* Begin GIVEN INFORMATION *

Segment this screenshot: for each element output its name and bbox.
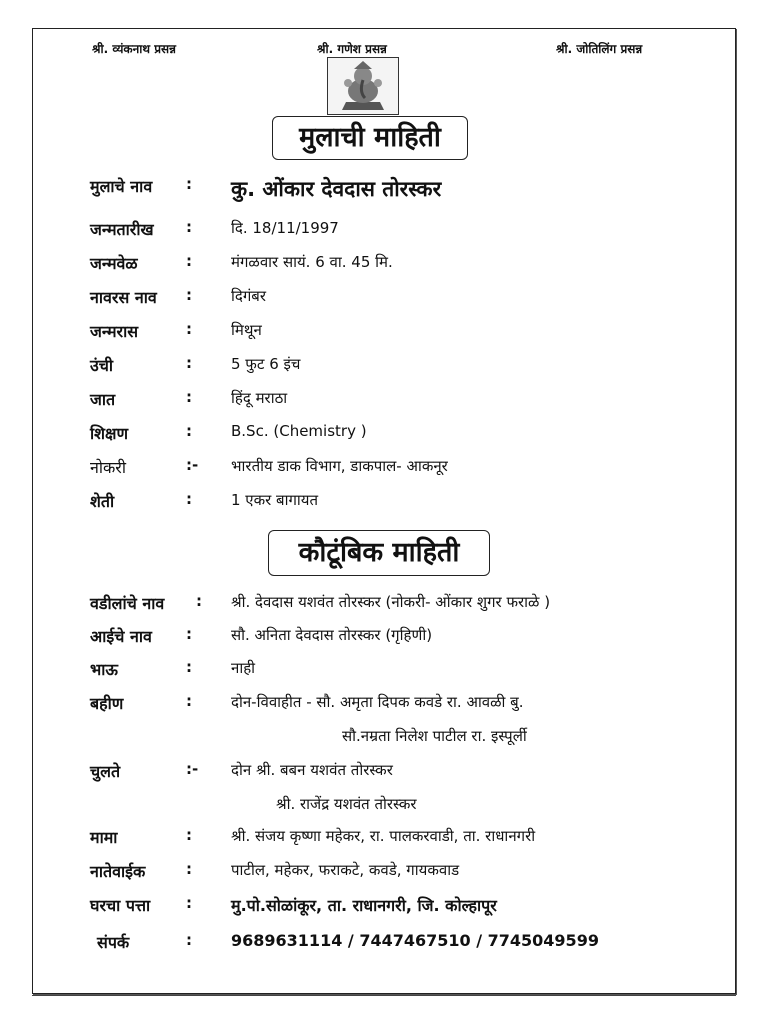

* End GIVEN INFORMATION *
* Begin GIVEN INFORMATION *

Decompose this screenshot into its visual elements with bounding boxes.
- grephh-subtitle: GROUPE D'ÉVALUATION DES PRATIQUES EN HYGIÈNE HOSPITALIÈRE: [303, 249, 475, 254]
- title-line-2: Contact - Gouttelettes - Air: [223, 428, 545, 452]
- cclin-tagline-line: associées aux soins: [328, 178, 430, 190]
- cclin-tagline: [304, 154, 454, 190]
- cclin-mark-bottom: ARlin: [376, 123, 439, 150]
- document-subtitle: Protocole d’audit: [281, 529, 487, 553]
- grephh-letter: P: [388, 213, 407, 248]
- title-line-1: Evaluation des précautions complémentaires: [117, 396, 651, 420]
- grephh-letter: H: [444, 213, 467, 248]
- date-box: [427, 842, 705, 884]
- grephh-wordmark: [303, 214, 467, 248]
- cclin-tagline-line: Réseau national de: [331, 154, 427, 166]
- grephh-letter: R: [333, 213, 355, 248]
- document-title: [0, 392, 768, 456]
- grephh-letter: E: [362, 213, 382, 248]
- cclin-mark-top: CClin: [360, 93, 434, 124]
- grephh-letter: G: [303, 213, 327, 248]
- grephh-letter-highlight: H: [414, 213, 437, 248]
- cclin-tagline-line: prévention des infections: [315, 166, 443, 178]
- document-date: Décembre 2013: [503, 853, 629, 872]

* End GIVEN INFORMATION *
* Begin GIVEN INFORMATION *

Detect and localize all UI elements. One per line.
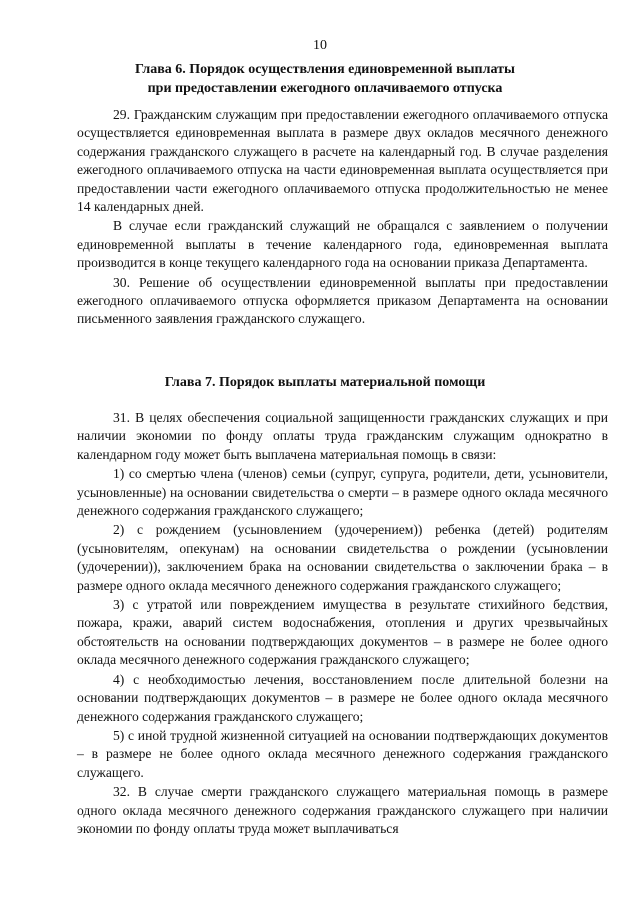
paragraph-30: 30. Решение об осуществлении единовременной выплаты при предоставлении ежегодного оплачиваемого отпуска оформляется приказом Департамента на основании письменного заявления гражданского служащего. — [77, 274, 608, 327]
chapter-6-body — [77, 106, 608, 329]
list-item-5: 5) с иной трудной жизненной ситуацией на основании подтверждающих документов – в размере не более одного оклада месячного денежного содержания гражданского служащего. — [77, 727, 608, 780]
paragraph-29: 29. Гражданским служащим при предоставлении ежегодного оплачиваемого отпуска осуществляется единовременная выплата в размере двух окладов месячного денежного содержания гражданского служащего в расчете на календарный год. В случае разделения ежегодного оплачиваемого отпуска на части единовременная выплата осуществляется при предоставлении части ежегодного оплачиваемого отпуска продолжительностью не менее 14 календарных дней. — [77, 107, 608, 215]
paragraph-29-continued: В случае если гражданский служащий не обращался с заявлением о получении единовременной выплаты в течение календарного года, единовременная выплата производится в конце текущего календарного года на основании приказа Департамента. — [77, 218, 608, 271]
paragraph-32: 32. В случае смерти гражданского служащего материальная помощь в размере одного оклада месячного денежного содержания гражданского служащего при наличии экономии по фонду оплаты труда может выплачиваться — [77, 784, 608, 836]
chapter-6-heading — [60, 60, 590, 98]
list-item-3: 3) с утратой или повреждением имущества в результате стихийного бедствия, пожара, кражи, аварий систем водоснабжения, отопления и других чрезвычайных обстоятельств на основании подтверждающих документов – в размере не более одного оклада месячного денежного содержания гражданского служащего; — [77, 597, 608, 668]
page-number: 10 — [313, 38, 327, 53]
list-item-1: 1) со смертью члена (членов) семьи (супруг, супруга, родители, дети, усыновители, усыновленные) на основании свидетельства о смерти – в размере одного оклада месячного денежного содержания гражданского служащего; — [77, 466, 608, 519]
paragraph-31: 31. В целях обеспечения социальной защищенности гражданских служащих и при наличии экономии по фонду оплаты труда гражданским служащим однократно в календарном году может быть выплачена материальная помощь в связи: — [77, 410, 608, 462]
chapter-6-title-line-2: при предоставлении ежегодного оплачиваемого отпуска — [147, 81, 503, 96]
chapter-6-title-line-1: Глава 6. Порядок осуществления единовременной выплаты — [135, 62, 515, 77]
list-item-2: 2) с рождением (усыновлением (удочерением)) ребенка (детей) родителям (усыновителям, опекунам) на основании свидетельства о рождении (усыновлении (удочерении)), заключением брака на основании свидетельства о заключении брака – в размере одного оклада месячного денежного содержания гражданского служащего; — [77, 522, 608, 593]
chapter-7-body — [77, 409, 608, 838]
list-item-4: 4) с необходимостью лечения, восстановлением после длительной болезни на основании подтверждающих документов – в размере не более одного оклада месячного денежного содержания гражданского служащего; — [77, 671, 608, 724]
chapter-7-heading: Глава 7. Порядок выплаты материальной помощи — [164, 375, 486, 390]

* End GIVEN INFORMATION *

Arrange everything from the line containing "Detect and localize" down to the line containing "list-item-5: 5) с" as a JSON list of strings, one string per line, leaving out blank lines and any pictures.

**PROBLEM SOLUTION:**
[
  "Detect and localize all UI elements. One per line.",
  "paragraph-30: 30. Решение об осуществлении единовременной выплаты при предоставлении ежегодного оплачиваемого отпуска оформляется приказом Департамента на основании письменного заявления гражданского служащего. — [77, 274, 608, 327]",
  "chapter-6-body — [77, 106, 608, 329]",
  "list-item-5: 5) с иной трудной жизненной ситуацией на основании подтверждающих документов – в размере не более одного оклада месячного денежного содержания гражданского служащего. — [77, 727, 608, 780]"
]